> Stated exercise: Quote the full listing word for word.

***

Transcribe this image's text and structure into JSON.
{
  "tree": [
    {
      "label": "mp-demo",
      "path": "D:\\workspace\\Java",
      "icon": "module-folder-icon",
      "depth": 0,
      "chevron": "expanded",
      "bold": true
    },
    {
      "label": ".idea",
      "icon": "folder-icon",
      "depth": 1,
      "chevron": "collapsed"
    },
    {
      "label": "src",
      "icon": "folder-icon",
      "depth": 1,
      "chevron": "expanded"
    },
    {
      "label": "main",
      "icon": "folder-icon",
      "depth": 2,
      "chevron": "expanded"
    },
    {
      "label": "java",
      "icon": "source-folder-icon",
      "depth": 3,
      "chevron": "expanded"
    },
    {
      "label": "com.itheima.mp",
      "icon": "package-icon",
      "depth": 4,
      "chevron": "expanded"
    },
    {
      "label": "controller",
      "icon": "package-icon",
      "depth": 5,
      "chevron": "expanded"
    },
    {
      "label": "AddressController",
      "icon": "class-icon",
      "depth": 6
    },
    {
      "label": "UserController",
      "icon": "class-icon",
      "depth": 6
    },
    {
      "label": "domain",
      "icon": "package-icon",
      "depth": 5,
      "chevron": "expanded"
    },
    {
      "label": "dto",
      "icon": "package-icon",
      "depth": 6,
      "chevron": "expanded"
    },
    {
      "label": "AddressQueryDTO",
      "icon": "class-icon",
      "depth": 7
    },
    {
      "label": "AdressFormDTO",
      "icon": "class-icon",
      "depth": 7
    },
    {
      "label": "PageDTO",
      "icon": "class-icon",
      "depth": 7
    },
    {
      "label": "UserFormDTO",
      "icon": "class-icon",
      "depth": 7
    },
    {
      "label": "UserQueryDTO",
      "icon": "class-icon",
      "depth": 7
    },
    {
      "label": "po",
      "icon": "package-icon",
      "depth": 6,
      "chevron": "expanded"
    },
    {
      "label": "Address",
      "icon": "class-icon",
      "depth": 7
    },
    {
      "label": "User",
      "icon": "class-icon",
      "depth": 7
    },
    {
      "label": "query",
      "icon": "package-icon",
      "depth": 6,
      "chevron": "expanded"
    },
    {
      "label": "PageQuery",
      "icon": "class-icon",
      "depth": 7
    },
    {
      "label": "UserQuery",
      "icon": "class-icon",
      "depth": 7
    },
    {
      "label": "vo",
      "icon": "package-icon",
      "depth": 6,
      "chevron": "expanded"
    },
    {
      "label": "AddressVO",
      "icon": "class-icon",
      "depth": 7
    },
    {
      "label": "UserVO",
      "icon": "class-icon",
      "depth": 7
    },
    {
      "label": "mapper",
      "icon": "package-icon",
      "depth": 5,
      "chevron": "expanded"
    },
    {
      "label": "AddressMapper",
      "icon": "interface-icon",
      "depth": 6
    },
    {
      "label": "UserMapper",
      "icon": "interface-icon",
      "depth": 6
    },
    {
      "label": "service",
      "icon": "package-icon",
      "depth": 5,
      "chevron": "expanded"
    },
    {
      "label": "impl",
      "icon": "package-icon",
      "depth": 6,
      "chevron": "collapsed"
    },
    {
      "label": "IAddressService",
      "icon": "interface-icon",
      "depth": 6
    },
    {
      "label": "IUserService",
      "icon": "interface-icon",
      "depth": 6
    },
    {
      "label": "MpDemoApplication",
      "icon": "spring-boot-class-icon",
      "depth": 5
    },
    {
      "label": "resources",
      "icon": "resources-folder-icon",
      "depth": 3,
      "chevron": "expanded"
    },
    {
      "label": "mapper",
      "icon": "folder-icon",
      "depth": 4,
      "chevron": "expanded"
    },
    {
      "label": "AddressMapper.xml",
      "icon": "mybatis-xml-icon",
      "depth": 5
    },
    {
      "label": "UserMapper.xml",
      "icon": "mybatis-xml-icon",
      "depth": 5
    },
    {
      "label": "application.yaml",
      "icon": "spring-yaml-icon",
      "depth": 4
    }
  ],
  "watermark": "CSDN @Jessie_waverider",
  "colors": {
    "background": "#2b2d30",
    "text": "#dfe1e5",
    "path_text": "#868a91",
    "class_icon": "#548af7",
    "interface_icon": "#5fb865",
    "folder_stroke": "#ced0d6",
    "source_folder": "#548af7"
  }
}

***

> Solution to the exercise:
Transcribe this image's text and structure into JSON.
{
  "tree": [
    {
      "label": "mp-demo",
      "path": "D:\\workspace\\Java",
      "icon": "module-folder-icon",
      "depth": 0,
      "chevron": "expanded",
      "bold": true
    },
    {
      "label": ".idea",
      "icon": "folder-icon",
      "depth": 1,
      "chevron": "collapsed"
    },
    {
      "label": "src",
      "icon": "folder-icon",
      "depth": 1,
      "chevron": "expanded"
    },
    {
      "label": "main",
      "icon": "folder-icon",
      "depth": 2,
      "chevron": "expanded"
    },
    {
      "label": "java",
      "icon": "source-folder-icon",
      "depth": 3,
      "chevron": "expanded"
    },
    {
      "label": "com.itheima.mp",
      "icon": "package-icon",
      "depth": 4,
      "chevron": "expanded"
    },
    {
      "label": "controller",
      "icon": "package-icon",
      "depth": 5,
      "chevron": "expanded"
    },
    {
      "label": "AddressController",
      "icon": "class-icon",
      "depth": 6
    },
    {
      "label": "UserController",
      "icon": "class-icon",
      "depth": 6
    },
    {
      "label": "domain",
      "icon": "package-icon",
      "depth": 5,
      "chevron": "expanded"
    },
    {
      "label": "dto",
      "icon": "package-icon",
      "depth": 6,
      "chevron": "expanded"
    },
    {
      "label": "AddressQueryDTO",
      "icon": "class-icon",
      "depth": 7
    },
    {
      "label": "AdressFormDTO",
      "icon": "class-icon",
      "depth": 7
    },
    {
      "label": "PageDTO",
      "icon": "class-icon",
      "depth": 7
    },
    {
      "label": "UserFormDTO",
      "icon": "class-icon",
      "depth": 7
    },
    {
      "label": "UserQueryDTO",
      "icon": "class-icon",
      "depth": 7
    },
    {
      "label": "po",
      "icon": "package-icon",
      "depth": 6,
      "chevron": "expanded"
    },
    {
      "label": "Address",
      "icon": "class-icon",
      "depth": 7
    },
    {
      "label": "User",
      "icon": "class-icon",
      "depth": 7
    },
    {
      "label": "query",
      "icon": "package-icon",
      "depth": 6,
      "chevron": "expanded"
    },
    {
      "label": "PageQuery",
      "icon": "class-icon",
      "depth": 7
    },
    {
      "label": "UserQuery",
      "icon": "class-icon",
      "depth": 7
    },
    {
      "label": "vo",
      "icon": "package-icon",
      "depth": 6,
      "chevron": "expanded"
    },
    {
      "label": "AddressVO",
      "icon": "class-icon",
      "depth": 7
    },
    {
      "label": "UserVO",
      "icon": "class-icon",
      "depth": 7
    },
    {
      "label": "mapper",
      "icon": "package-icon",
      "depth": 5,
      "chevron": "expanded"
    },
    {
      "label": "AddressMapper",
      "icon": "interface-icon",
      "depth": 6
    },
    {
      "label": "UserMapper",
      "icon": "interface-icon",
      "depth": 6
    },
    {
      "label": "service",
      "icon": "package-icon",
      "depth": 5,
      "chevron": "expanded"
    },
    {
      "label": "impl",
      "icon": "package-icon",
      "depth": 6,
      "chevron": "collapsed"
    },
    {
      "label": "IAddressService",
      "icon": "interface-icon",
      "depth": 6
    },
    {
      "label": "IUserService",
      "icon": "interface-icon",
      "depth": 6
    },
    {
      "label": "MpDemoApplication",
      "icon": "spring-boot-class-icon",
      "depth": 5
    },
    {
      "label": "resources",
      "icon": "resources-folder-icon",
      "depth": 3,
      "chevron": "expanded"
    },
    {
      "label": "mapper",
      "icon": "folder-icon",
      "depth": 4,
      "chevron": "expanded"
    },
    {
      "label": "AddressMapper.xml",
      "icon": "mybatis-xml-icon",
      "depth": 5
    },
    {
      "label": "UserMapper.xml",
      "icon": "mybatis-xml-icon",
      "depth": 5
    },
    {
      "label": "application.yaml",
      "icon": "spring-yaml-icon",
      "depth": 4
    }
  ],
  "watermark": "CSDN @Jessie_waverider",
  "colors": {
    "background": "#2b2d30",
    "text": "#dfe1e5",
    "path_text": "#868a91",
    "class_icon": "#548af7",
    "interface_icon": "#5fb865",
    "folder_stroke": "#ced0d6",
    "source_folder": "#548af7"
  }
}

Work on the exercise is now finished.